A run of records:

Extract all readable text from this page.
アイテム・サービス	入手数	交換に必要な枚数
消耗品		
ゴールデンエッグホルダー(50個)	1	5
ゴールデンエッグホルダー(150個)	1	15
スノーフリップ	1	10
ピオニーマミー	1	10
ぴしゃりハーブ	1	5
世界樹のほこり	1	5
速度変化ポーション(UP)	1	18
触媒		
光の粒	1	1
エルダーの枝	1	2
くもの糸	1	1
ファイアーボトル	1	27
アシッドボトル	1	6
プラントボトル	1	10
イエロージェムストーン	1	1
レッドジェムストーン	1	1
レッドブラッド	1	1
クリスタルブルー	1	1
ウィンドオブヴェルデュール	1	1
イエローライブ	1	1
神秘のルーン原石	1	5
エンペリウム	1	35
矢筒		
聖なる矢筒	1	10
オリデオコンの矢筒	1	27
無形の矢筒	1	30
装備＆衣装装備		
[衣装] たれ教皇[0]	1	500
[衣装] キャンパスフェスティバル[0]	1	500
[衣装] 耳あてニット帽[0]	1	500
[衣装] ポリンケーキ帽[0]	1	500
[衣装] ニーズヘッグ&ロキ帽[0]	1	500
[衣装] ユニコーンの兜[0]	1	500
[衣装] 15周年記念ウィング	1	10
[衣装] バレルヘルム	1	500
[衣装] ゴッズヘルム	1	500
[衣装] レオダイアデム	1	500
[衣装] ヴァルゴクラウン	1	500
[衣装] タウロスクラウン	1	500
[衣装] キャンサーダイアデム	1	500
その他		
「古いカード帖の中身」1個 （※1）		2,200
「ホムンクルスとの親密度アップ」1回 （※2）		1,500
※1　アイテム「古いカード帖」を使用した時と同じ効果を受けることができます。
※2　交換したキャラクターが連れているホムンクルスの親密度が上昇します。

Directive: All of the material must be reproduced exactly.

Full output:
Extract all readable text from this page.
アイテム・サービス	入手数	交換に必要な枚数
消耗品		
ゴールデンエッグホルダー(50個)	1	5
ゴールデンエッグホルダー(150個)	1	15
スノーフリップ	1	10
ピオニーマミー	1	10
ぴしゃりハーブ	1	5
世界樹のほこり	1	5
速度変化ポーション(UP)	1	18
触媒		
光の粒	1	1
エルダーの枝	1	2
くもの糸	1	1
ファイアーボトル	1	27
アシッドボトル	1	6
プラントボトル	1	10
イエロージェムストーン	1	1
レッドジェムストーン	1	1
レッドブラッド	1	1
クリスタルブルー	1	1
ウィンドオブヴェルデュール	1	1
イエローライブ	1	1
神秘のルーン原石	1	5
エンペリウム	1	35
矢筒		
聖なる矢筒	1	10
オリデオコンの矢筒	1	27
無形の矢筒	1	30
装備＆衣装装備		
[衣装] たれ教皇[0]	1	500
[衣装] キャンパスフェスティバル[0]	1	500
[衣装] 耳あてニット帽[0]	1	500
[衣装] ポリンケーキ帽[0]	1	500
[衣装] ニーズヘッグ&ロキ帽[0]	1	500
[衣装] ユニコーンの兜[0]	1	500
[衣装] 15周年記念ウィング	1	10
[衣装] バレルヘルム	1	500
[衣装] ゴッズヘルム	1	500
[衣装] レオダイアデム	1	500
[衣装] ヴァルゴクラウン	1	500
[衣装] タウロスクラウン	1	500
[衣装] キャンサーダイアデム	1	500
その他		
「古いカード帖の中身」1個 （※1）		2,200
「ホムンクルスとの親密度アップ」1回 （※2）		1,500
※1　アイテム「古いカード帖」を使用した時と同じ効果を受けることができます。
※2　交換したキャラクターが連れているホムンクルスの親密度が上昇します。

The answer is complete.